## Task prompt
List all lines of the data containing the word "name".

## Provided information
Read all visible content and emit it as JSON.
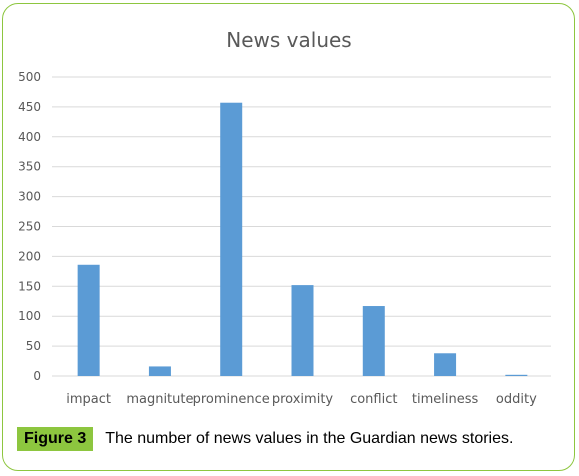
{
  "chart_data": {
    "type": "bar",
    "title": "News values",
    "categories": [
      "impact",
      "magnitute",
      "prominence",
      "proximity",
      "conflict",
      "timeliness",
      "oddity"
    ],
    "values": [
      186,
      16,
      457,
      152,
      117,
      38,
      2
    ],
    "ylim": [
      0,
      500
    ],
    "yticks": [
      0,
      50,
      100,
      150,
      200,
      250,
      300,
      350,
      400,
      450,
      500
    ],
    "grid": true,
    "bar_color": "#5b9bd5"
  },
  "caption": {
    "label": "Figure 3",
    "text": "The number of news values in the Guardian news stories."
  },
  "colors": {
    "accent": "#8dc63f",
    "grid": "#d9d9d9"
  }
}
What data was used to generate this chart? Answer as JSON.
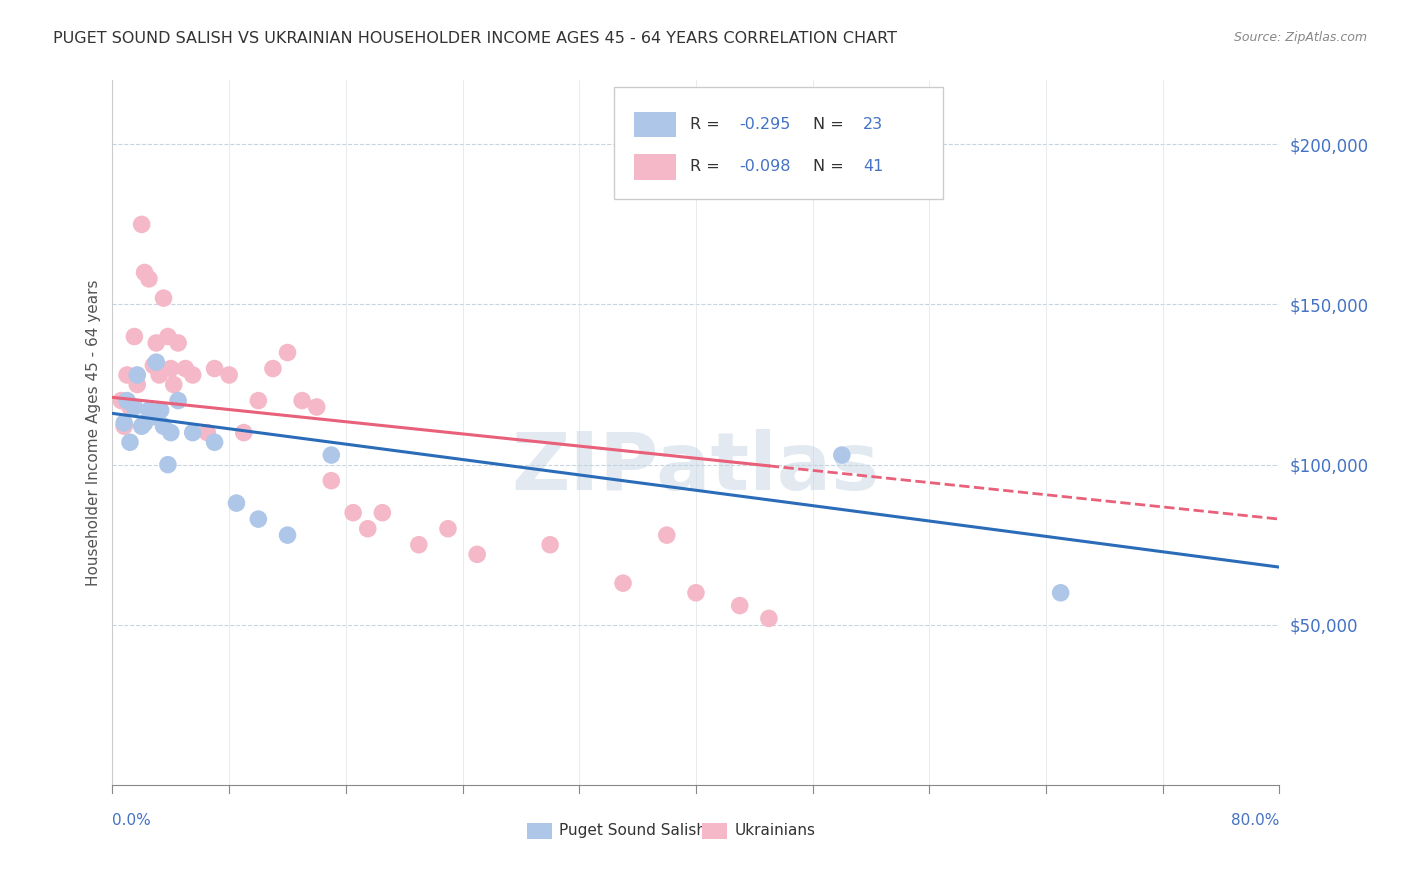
{
  "title": "PUGET SOUND SALISH VS UKRAINIAN HOUSEHOLDER INCOME AGES 45 - 64 YEARS CORRELATION CHART",
  "source": "Source: ZipAtlas.com",
  "ylabel": "Householder Income Ages 45 - 64 years",
  "xlim": [
    0.0,
    80.0
  ],
  "ylim": [
    0,
    220000
  ],
  "yticks": [
    0,
    50000,
    100000,
    150000,
    200000
  ],
  "ytick_labels": [
    "",
    "$50,000",
    "$100,000",
    "$150,000",
    "$200,000"
  ],
  "blue_R": "-0.295",
  "blue_N": "23",
  "pink_R": "-0.098",
  "pink_N": "41",
  "watermark": "ZIPatlas",
  "blue_scatter_color": "#aec6e8",
  "blue_line_color": "#2b6cb8",
  "pink_scatter_color": "#f4b8c8",
  "pink_line_color": "#e8607a",
  "legend_label_blue": "Puget Sound Salish",
  "legend_label_pink": "Ukrainians",
  "blue_line_x0": 0,
  "blue_line_y0": 116000,
  "blue_line_x1": 80,
  "blue_line_y1": 68000,
  "pink_line_x0": 0,
  "pink_line_y0": 121000,
  "pink_line_x1": 80,
  "pink_line_y1": 83000,
  "pink_solid_end": 45,
  "blue_scatter_x": [
    0.8,
    1.0,
    1.2,
    1.5,
    1.7,
    2.0,
    2.2,
    2.5,
    2.8,
    3.0,
    3.3,
    3.5,
    3.8,
    4.0,
    4.5,
    5.5,
    7.0,
    8.5,
    10.0,
    12.0,
    15.0,
    50.0,
    65.0
  ],
  "blue_scatter_y": [
    113000,
    120000,
    107000,
    118000,
    128000,
    112000,
    113000,
    117000,
    115000,
    132000,
    117000,
    112000,
    100000,
    110000,
    120000,
    110000,
    107000,
    88000,
    83000,
    78000,
    103000,
    103000,
    60000
  ],
  "pink_scatter_x": [
    0.6,
    0.8,
    1.0,
    1.2,
    1.5,
    1.7,
    2.0,
    2.2,
    2.5,
    2.8,
    3.0,
    3.2,
    3.5,
    3.8,
    4.0,
    4.2,
    4.5,
    5.0,
    5.5,
    6.5,
    7.0,
    8.0,
    9.0,
    10.0,
    11.0,
    12.0,
    13.0,
    14.0,
    15.0,
    16.5,
    17.5,
    18.5,
    21.0,
    23.0,
    25.0,
    30.0,
    35.0,
    38.0,
    40.0,
    43.0,
    45.0
  ],
  "pink_scatter_y": [
    120000,
    112000,
    128000,
    118000,
    140000,
    125000,
    175000,
    160000,
    158000,
    131000,
    138000,
    128000,
    152000,
    140000,
    130000,
    125000,
    138000,
    130000,
    128000,
    110000,
    130000,
    128000,
    110000,
    120000,
    130000,
    135000,
    120000,
    118000,
    95000,
    85000,
    80000,
    85000,
    75000,
    80000,
    72000,
    75000,
    63000,
    78000,
    60000,
    56000,
    52000
  ]
}
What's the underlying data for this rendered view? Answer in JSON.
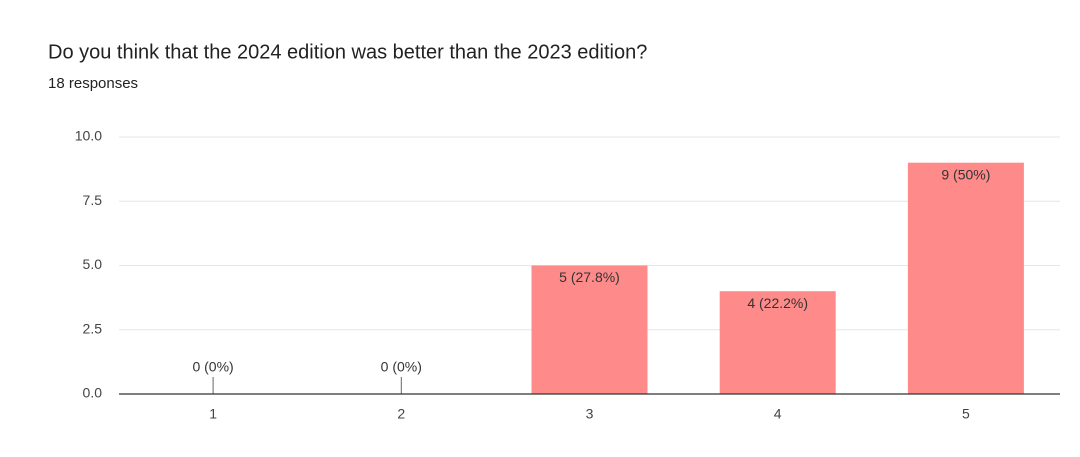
{
  "chart_data": {
    "type": "bar",
    "title": "Do you think that the 2024 edition was better than the 2023 edition?",
    "subtitle": "18 responses",
    "categories": [
      "1",
      "2",
      "3",
      "4",
      "5"
    ],
    "values": [
      0,
      0,
      5,
      4,
      9
    ],
    "value_labels": [
      "0 (0%)",
      "0 (0%)",
      "5 (27.8%)",
      "4 (22.2%)",
      "9 (50%)"
    ],
    "color": "#ff8a8a",
    "ylim": [
      0,
      10
    ],
    "yticks": [
      {
        "value": 0,
        "label": "0.0"
      },
      2.5,
      {
        "value": 5,
        "label": "5.0"
      },
      7.5,
      {
        "value": 10,
        "label": "10.0"
      }
    ],
    "grid": true
  }
}
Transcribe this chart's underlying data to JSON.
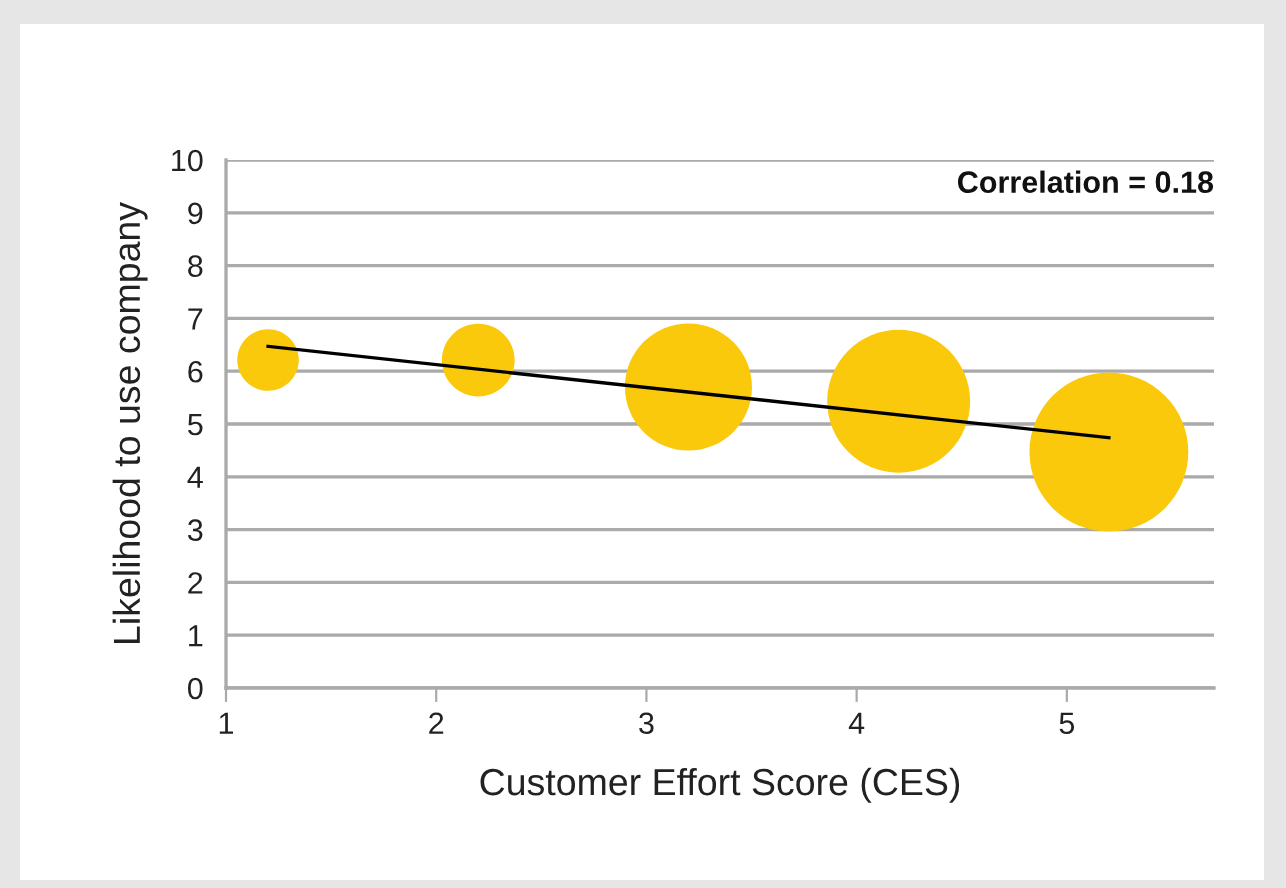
{
  "chart_data": {
    "type": "bubble",
    "xlabel": "Customer Effort Score (CES)",
    "ylabel": "Likelihood to use company",
    "annotations": [
      "Correlation = 0.18"
    ],
    "series": [
      {
        "color": "#fbc90b",
        "x": [
          1.2,
          2.2,
          3.2,
          4.2,
          5.2
        ],
        "values": [
          6.21,
          6.21,
          5.7,
          5.43,
          4.47
        ],
        "sizes": [
          0.15,
          0.21,
          0.64,
          0.81,
          1
        ]
      },
      {
        "type": "line",
        "color": "#000000",
        "x": [
          1.2,
          5.2
        ],
        "values": [
          6.47,
          4.74
        ]
      }
    ],
    "xlim": [
      1,
      5.7
    ],
    "xticks": [
      1,
      2,
      3,
      4,
      5
    ],
    "ylim": [
      0,
      10
    ],
    "yticks": [
      0,
      1,
      2,
      3,
      4,
      5,
      6,
      7,
      8,
      9,
      10
    ],
    "grid": "y"
  }
}
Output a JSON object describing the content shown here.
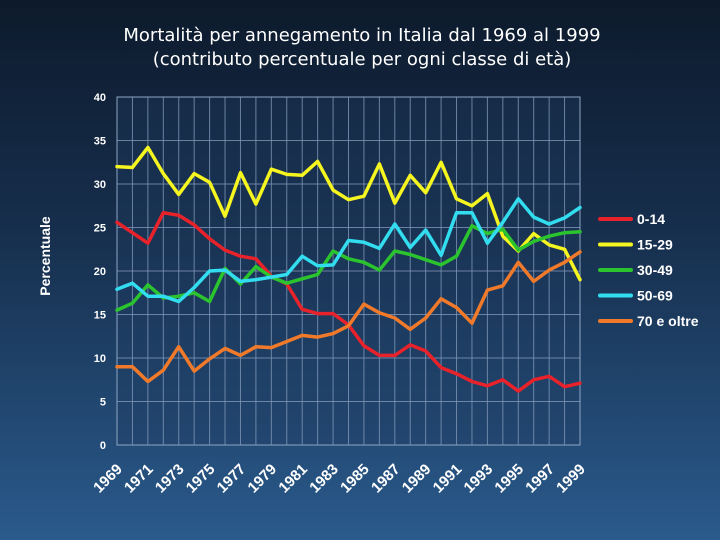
{
  "chart_data": {
    "type": "line",
    "title_lines": [
      "Mortalità per annegamento in Italia dal 1969 al 1999",
      "(contributo percentuale per ogni classe di età)"
    ],
    "xlabel": "",
    "ylabel": "Percentuale",
    "ylim": [
      0,
      40
    ],
    "yticks": [
      0,
      5,
      10,
      15,
      20,
      25,
      30,
      35,
      40
    ],
    "x": [
      1969,
      1970,
      1971,
      1972,
      1973,
      1974,
      1975,
      1976,
      1977,
      1978,
      1979,
      1980,
      1981,
      1982,
      1983,
      1984,
      1985,
      1986,
      1987,
      1988,
      1989,
      1990,
      1991,
      1992,
      1993,
      1994,
      1995,
      1996,
      1997,
      1998,
      1999
    ],
    "xtick_labels": [
      "1969",
      "1971",
      "1973",
      "1975",
      "1977",
      "1979",
      "1981",
      "1983",
      "1985",
      "1987",
      "1989",
      "1991",
      "1993",
      "1995",
      "1997",
      "1999"
    ],
    "grid": true,
    "legend_position": "right",
    "series": [
      {
        "name": "0-14",
        "color": "#e8222a",
        "values": [
          25.6,
          24.4,
          23.2,
          26.7,
          26.4,
          25.3,
          23.7,
          22.4,
          21.7,
          21.4,
          19.4,
          18.5,
          15.6,
          15.1,
          15.1,
          13.8,
          11.4,
          10.3,
          10.3,
          11.5,
          10.8,
          8.9,
          8.2,
          7.3,
          6.8,
          7.5,
          6.2,
          7.5,
          7.9,
          6.7,
          7.1
        ]
      },
      {
        "name": "15-29",
        "color": "#f5f51f",
        "values": [
          32.0,
          31.9,
          34.2,
          31.2,
          28.8,
          31.2,
          30.2,
          26.3,
          31.3,
          27.7,
          31.7,
          31.1,
          31.0,
          32.6,
          29.3,
          28.2,
          28.6,
          32.3,
          27.8,
          31.0,
          29.0,
          32.5,
          28.3,
          27.5,
          28.9,
          24.0,
          22.3,
          24.3,
          23.0,
          22.5,
          19.0
        ]
      },
      {
        "name": "30-49",
        "color": "#2bc42f",
        "values": [
          15.5,
          16.3,
          18.4,
          16.9,
          17.1,
          17.5,
          16.5,
          20.3,
          18.5,
          20.5,
          19.3,
          18.6,
          19.1,
          19.6,
          22.3,
          21.4,
          21.0,
          20.1,
          22.3,
          21.9,
          21.3,
          20.7,
          21.7,
          25.2,
          24.3,
          24.8,
          22.4,
          23.4,
          24.0,
          24.4,
          24.5
        ]
      },
      {
        "name": "50-69",
        "color": "#33ddf0",
        "values": [
          17.9,
          18.6,
          17.1,
          17.1,
          16.5,
          18.1,
          20.0,
          20.1,
          18.8,
          19.0,
          19.3,
          19.6,
          21.7,
          20.6,
          20.7,
          23.5,
          23.3,
          22.6,
          25.4,
          22.7,
          24.7,
          21.8,
          26.7,
          26.7,
          23.2,
          25.6,
          28.3,
          26.2,
          25.4,
          26.1,
          27.3
        ]
      },
      {
        "name": "70 e oltre",
        "color": "#f07a2a",
        "values": [
          9.0,
          9.0,
          7.3,
          8.6,
          11.3,
          8.5,
          9.9,
          11.1,
          10.3,
          11.3,
          11.2,
          11.9,
          12.6,
          12.4,
          12.8,
          13.7,
          16.2,
          15.2,
          14.6,
          13.3,
          14.6,
          16.8,
          15.8,
          14.0,
          17.8,
          18.3,
          21.0,
          18.8,
          20.1,
          21.0,
          22.2
        ]
      }
    ]
  }
}
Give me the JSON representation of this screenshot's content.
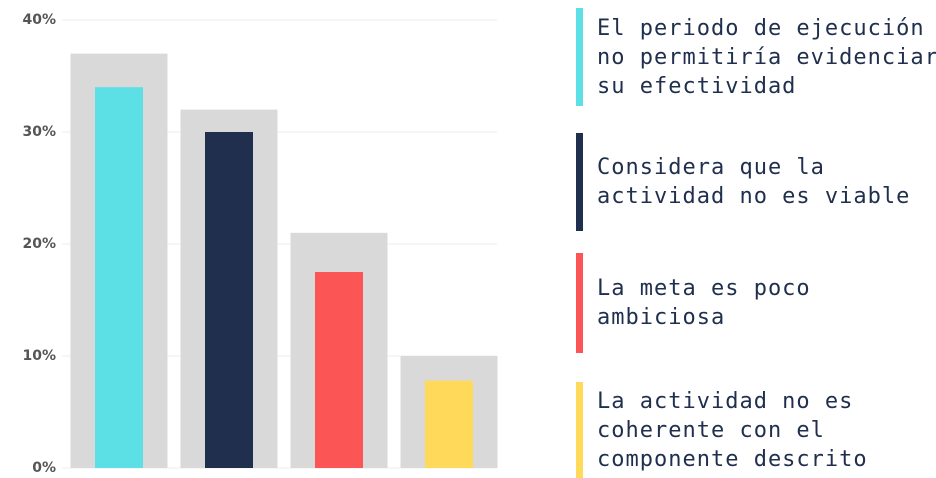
{
  "chart_data": {
    "type": "bar",
    "categories": [
      "El periodo de ejecución no permitiría evidenciar su efectividad",
      "Considera que la actividad no es viable",
      "La meta es poco ambiciosa",
      "La actividad no es coherente con el componente descrito"
    ],
    "series": [
      {
        "color": "#d9d9d9",
        "values": [
          37,
          32,
          21,
          10
        ]
      },
      {
        "colors": [
          "#5ce0e6",
          "#1f2f4d",
          "#fc5555",
          "#ffd95a"
        ],
        "values": [
          34,
          30,
          17.5,
          7.8
        ]
      }
    ],
    "ylim": [
      0,
      40
    ],
    "yticks": [
      {
        "value": 0,
        "label": "0%"
      },
      {
        "value": 10,
        "label": "10%"
      },
      {
        "value": 20,
        "label": "20%"
      },
      {
        "value": 30,
        "label": "30%"
      },
      {
        "value": 40,
        "label": "40%"
      }
    ],
    "grid": true
  }
}
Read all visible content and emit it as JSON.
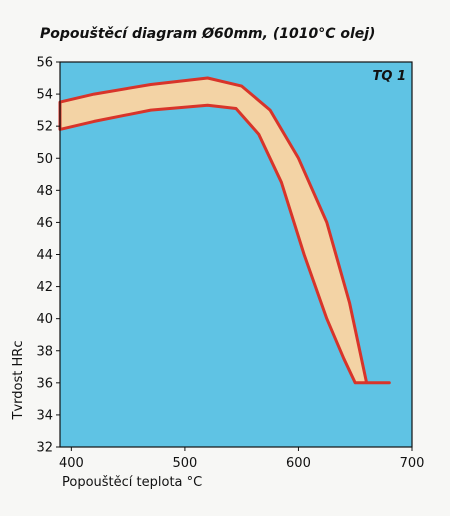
{
  "chart_data": {
    "type": "area",
    "title": "Popouštěcí diagram Ø60mm, (1010°C olej)",
    "annotation": "TQ 1",
    "xlabel": "Popouštěcí teplota °C",
    "ylabel": "Tvrdost HRc",
    "xlim": [
      390,
      700
    ],
    "ylim": [
      32,
      56
    ],
    "x_ticks": [
      "400",
      "500",
      "600",
      "700"
    ],
    "y_ticks": [
      "32",
      "34",
      "36",
      "38",
      "40",
      "42",
      "44",
      "46",
      "48",
      "50",
      "52",
      "54",
      "56"
    ],
    "grid": false,
    "colors": {
      "plot_background": "#5fc3e4",
      "band_fill": "#f3d3a5",
      "band_stroke": "#d8342a"
    },
    "series": [
      {
        "points": [
          [
            390,
            53.5
          ],
          [
            420,
            54.0
          ],
          [
            470,
            54.6
          ],
          [
            520,
            55.0
          ],
          [
            550,
            54.5
          ],
          [
            575,
            53.0
          ],
          [
            600,
            50.0
          ],
          [
            625,
            46.0
          ],
          [
            645,
            41.0
          ],
          [
            660,
            36.0
          ],
          [
            680,
            36.0
          ]
        ]
      },
      {
        "points": [
          [
            390,
            51.8
          ],
          [
            420,
            52.3
          ],
          [
            470,
            53.0
          ],
          [
            520,
            53.3
          ],
          [
            545,
            53.1
          ],
          [
            565,
            51.5
          ],
          [
            585,
            48.5
          ],
          [
            605,
            44.0
          ],
          [
            625,
            40.0
          ],
          [
            640,
            37.5
          ],
          [
            650,
            36.0
          ]
        ]
      }
    ]
  }
}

## Output of the exercise
        "name": "0-14",
        "name": "15-29",
        "name": "30-49",
        "name": "50-69",
        "name": "70 e oltre",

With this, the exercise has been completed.